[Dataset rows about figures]
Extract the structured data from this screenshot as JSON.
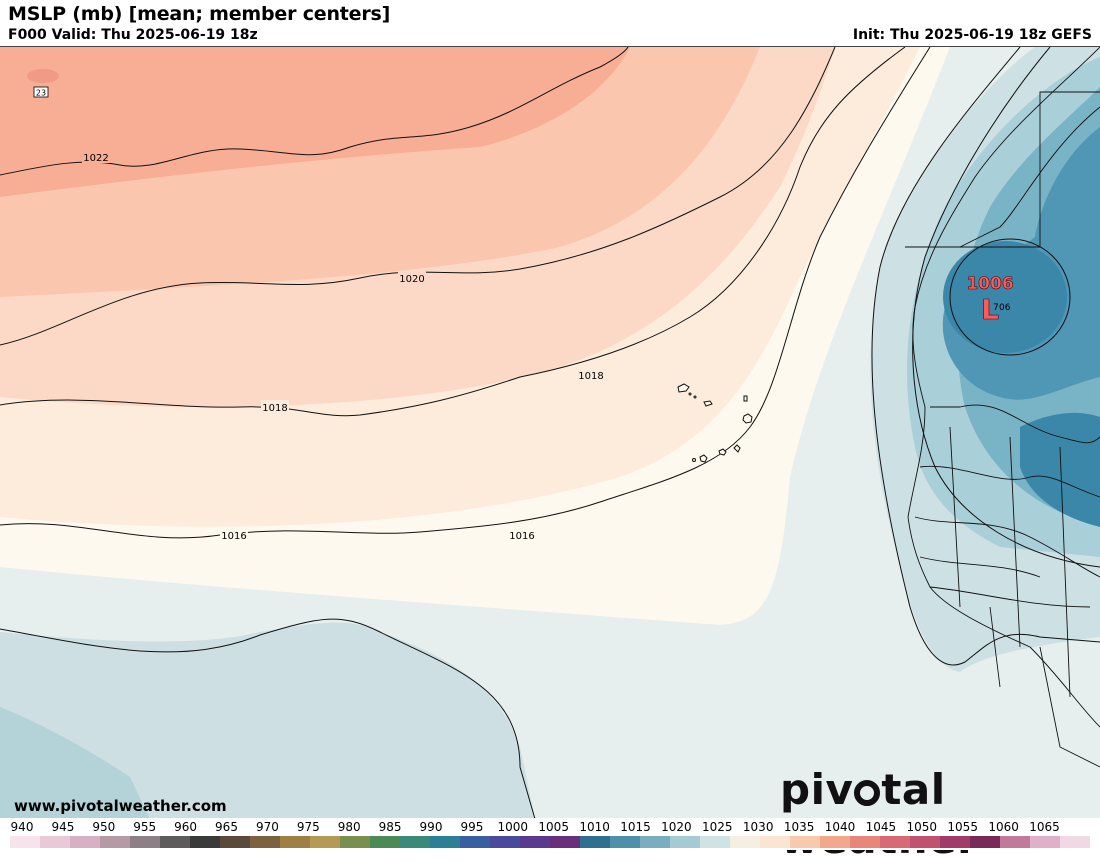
{
  "header": {
    "title": "MSLP (mb) [mean; member centers]",
    "valid": "F000 Valid: Thu 2025-06-19 18z",
    "init": "Init: Thu 2025-06-19 18z GEFS"
  },
  "map": {
    "isobar_labels": [
      "1022",
      "1020",
      "1018",
      "1018",
      "1016",
      "1016"
    ],
    "low_center": {
      "symbol": "L",
      "pressure": "1006",
      "member_count": "7",
      "member_value": "06"
    },
    "corner_member_label": "23"
  },
  "footer": {
    "url": "www.pivotalweather.com",
    "brand_before": "piv",
    "brand_after": "tal weather"
  },
  "legend": {
    "labels": [
      "940",
      "945",
      "950",
      "955",
      "960",
      "965",
      "970",
      "975",
      "980",
      "985",
      "990",
      "995",
      "1000",
      "1005",
      "1010",
      "1015",
      "1020",
      "1025",
      "1030",
      "1035",
      "1040",
      "1045",
      "1050",
      "1055",
      "1060",
      "1065"
    ],
    "colors": [
      "#f6e3ec",
      "#e9c9d8",
      "#d8b0c3",
      "#b59aa6",
      "#8c7f85",
      "#5f5a5c",
      "#3a3a3a",
      "#5b4a3a",
      "#7d6240",
      "#a07f45",
      "#b59a55",
      "#7a8f4d",
      "#4c8a55",
      "#3a8a7a",
      "#2d7f95",
      "#3a5fa0",
      "#4a4a9c",
      "#5a3a8f",
      "#6a2f7a",
      "#2f6f8f",
      "#4f8fa9",
      "#78aec0",
      "#a4cad3",
      "#cfe2e4",
      "#f5efe2",
      "#fbe5d0",
      "#f9c9ad",
      "#f2a88c",
      "#e8867a",
      "#d96a73",
      "#c2506f",
      "#a23a6a",
      "#7a2a5a",
      "#c07a9a",
      "#e0b0c8",
      "#f0d8e4"
    ]
  }
}
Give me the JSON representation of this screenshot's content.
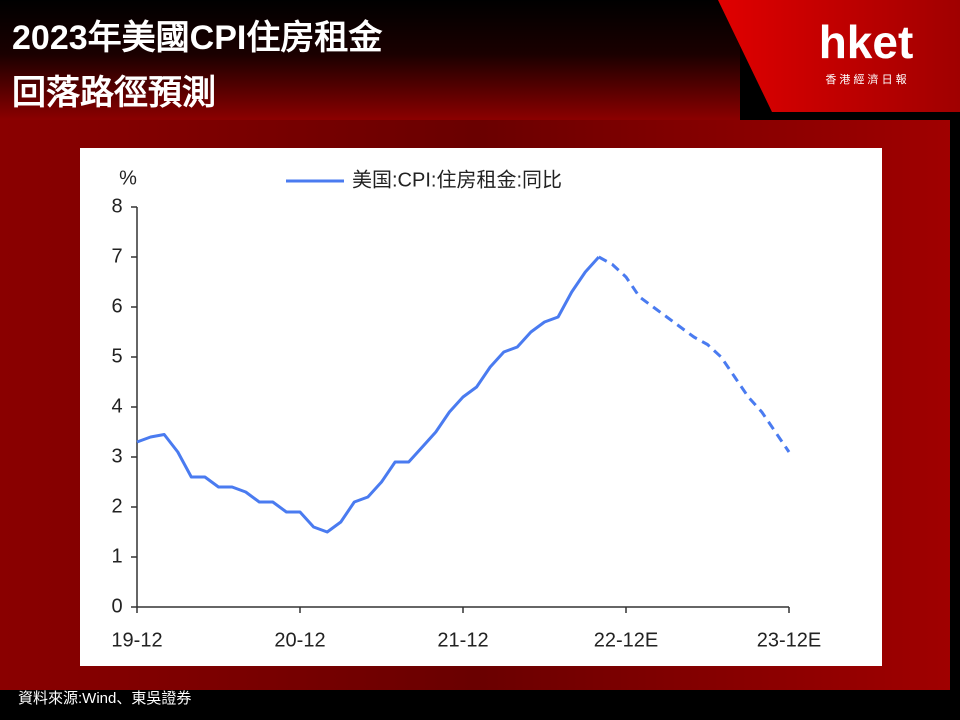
{
  "header": {
    "title_lines": [
      "2023年美國CPI住房租金",
      "回落路徑預測"
    ],
    "logo": "hket",
    "logo_sub": "香 港 經 濟 日 報"
  },
  "source": "資料來源:Wind、東吳證券",
  "chart_data": {
    "type": "line",
    "y_unit": "%",
    "legend": "top",
    "categories": [
      "19-12",
      null,
      null,
      null,
      null,
      null,
      null,
      null,
      null,
      null,
      null,
      null,
      "20-12",
      null,
      null,
      null,
      null,
      null,
      null,
      null,
      null,
      null,
      null,
      null,
      "21-12",
      null,
      null,
      null,
      null,
      null,
      null,
      null,
      null,
      null,
      null,
      null,
      "22-12E",
      null,
      null,
      null,
      null,
      null,
      null,
      null,
      null,
      null,
      null,
      null,
      "23-12E"
    ],
    "series": [
      {
        "name": "美国:CPI:住房租金:同比",
        "color": "#4a7bf0",
        "dashed": false,
        "values": [
          3.3,
          3.4,
          3.45,
          3.1,
          2.6,
          2.6,
          2.4,
          2.4,
          2.3,
          2.1,
          2.1,
          1.9,
          1.9,
          1.6,
          1.5,
          1.7,
          2.1,
          2.2,
          2.5,
          2.9,
          2.9,
          3.2,
          3.5,
          3.9,
          4.2,
          4.4,
          4.8,
          5.1,
          5.2,
          5.5,
          5.7,
          5.8,
          6.3,
          6.7,
          7.0,
          null,
          null,
          null,
          null,
          null,
          null,
          null,
          null,
          null,
          null,
          null,
          null,
          null,
          null
        ]
      },
      {
        "color": "#4a7bf0",
        "dashed": true,
        "values": [
          null,
          null,
          null,
          null,
          null,
          null,
          null,
          null,
          null,
          null,
          null,
          null,
          null,
          null,
          null,
          null,
          null,
          null,
          null,
          null,
          null,
          null,
          null,
          null,
          null,
          null,
          null,
          null,
          null,
          null,
          null,
          null,
          null,
          null,
          7.0,
          6.85,
          6.6,
          6.2,
          6.0,
          5.8,
          5.6,
          5.4,
          5.25,
          5.0,
          4.6,
          4.2,
          3.9,
          3.5,
          3.1
        ]
      }
    ],
    "ylim": [
      0,
      8
    ],
    "yticks": [
      0,
      1,
      2,
      3,
      4,
      5,
      6,
      7,
      8
    ],
    "grid": false
  }
}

• **Written task**: All of the material above is to be copied exactly, except for its images.

• **Answer below**:
Extract the structured data from this screenshot as JSON.
{
  "header": {
    "title": "MSLP (mb) [mean; member centers]",
    "valid": "F000 Valid: Thu 2025-06-19 18z",
    "init": "Init: Thu 2025-06-19 18z GEFS"
  },
  "map": {
    "isobar_labels": [
      "1022",
      "1020",
      "1018",
      "1018",
      "1016",
      "1016"
    ],
    "low_center": {
      "symbol": "L",
      "pressure": "1006",
      "member_count": "7",
      "member_value": "06"
    },
    "corner_member_label": "23"
  },
  "footer": {
    "url": "www.pivotalweather.com",
    "brand_before": "piv",
    "brand_after": "tal weather"
  },
  "legend": {
    "labels": [
      "940",
      "945",
      "950",
      "955",
      "960",
      "965",
      "970",
      "975",
      "980",
      "985",
      "990",
      "995",
      "1000",
      "1005",
      "1010",
      "1015",
      "1020",
      "1025",
      "1030",
      "1035",
      "1040",
      "1045",
      "1050",
      "1055",
      "1060",
      "1065"
    ],
    "colors": [
      "#f6e3ec",
      "#e9c9d8",
      "#d8b0c3",
      "#b59aa6",
      "#8c7f85",
      "#5f5a5c",
      "#3a3a3a",
      "#5b4a3a",
      "#7d6240",
      "#a07f45",
      "#b59a55",
      "#7a8f4d",
      "#4c8a55",
      "#3a8a7a",
      "#2d7f95",
      "#3a5fa0",
      "#4a4a9c",
      "#5a3a8f",
      "#6a2f7a",
      "#2f6f8f",
      "#4f8fa9",
      "#78aec0",
      "#a4cad3",
      "#cfe2e4",
      "#f5efe2",
      "#fbe5d0",
      "#f9c9ad",
      "#f2a88c",
      "#e8867a",
      "#d96a73",
      "#c2506f",
      "#a23a6a",
      "#7a2a5a",
      "#c07a9a",
      "#e0b0c8",
      "#f0d8e4"
    ]
  }
}
Give me the JSON representation of this screenshot's content.
{
  "header": {
    "title_lines": [
      "2023年美國CPI住房租金",
      "回落路徑預測"
    ],
    "logo": "hket",
    "logo_sub": "香 港 經 濟 日 報"
  },
  "source": "資料來源:Wind、東吳證券",
  "chart_data": {
    "type": "line",
    "y_unit": "%",
    "legend": "top",
    "categories": [
      "19-12",
      null,
      null,
      null,
      null,
      null,
      null,
      null,
      null,
      null,
      null,
      null,
      "20-12",
      null,
      null,
      null,
      null,
      null,
      null,
      null,
      null,
      null,
      null,
      null,
      "21-12",
      null,
      null,
      null,
      null,
      null,
      null,
      null,
      null,
      null,
      null,
      null,
      "22-12E",
      null,
      null,
      null,
      null,
      null,
      null,
      null,
      null,
      null,
      null,
      null,
      "23-12E"
    ],
    "series": [
      {
        "name": "美国:CPI:住房租金:同比",
        "color": "#4a7bf0",
        "dashed": false,
        "values": [
          3.3,
          3.4,
          3.45,
          3.1,
          2.6,
          2.6,
          2.4,
          2.4,
          2.3,
          2.1,
          2.1,
          1.9,
          1.9,
          1.6,
          1.5,
          1.7,
          2.1,
          2.2,
          2.5,
          2.9,
          2.9,
          3.2,
          3.5,
          3.9,
          4.2,
          4.4,
          4.8,
          5.1,
          5.2,
          5.5,
          5.7,
          5.8,
          6.3,
          6.7,
          7.0,
          null,
          null,
          null,
          null,
          null,
          null,
          null,
          null,
          null,
          null,
          null,
          null,
          null,
          null
        ]
      },
      {
        "color": "#4a7bf0",
        "dashed": true,
        "values": [
          null,
          null,
          null,
          null,
          null,
          null,
          null,
          null,
          null,
          null,
          null,
          null,
          null,
          null,
          null,
          null,
          null,
          null,
          null,
          null,
          null,
          null,
          null,
          null,
          null,
          null,
          null,
          null,
          null,
          null,
          null,
          null,
          null,
          null,
          7.0,
          6.85,
          6.6,
          6.2,
          6.0,
          5.8,
          5.6,
          5.4,
          5.25,
          5.0,
          4.6,
          4.2,
          3.9,
          3.5,
          3.1
        ]
      }
    ],
    "ylim": [
      0,
      8
    ],
    "yticks": [
      0,
      1,
      2,
      3,
      4,
      5,
      6,
      7,
      8
    ],
    "grid": false
  }
}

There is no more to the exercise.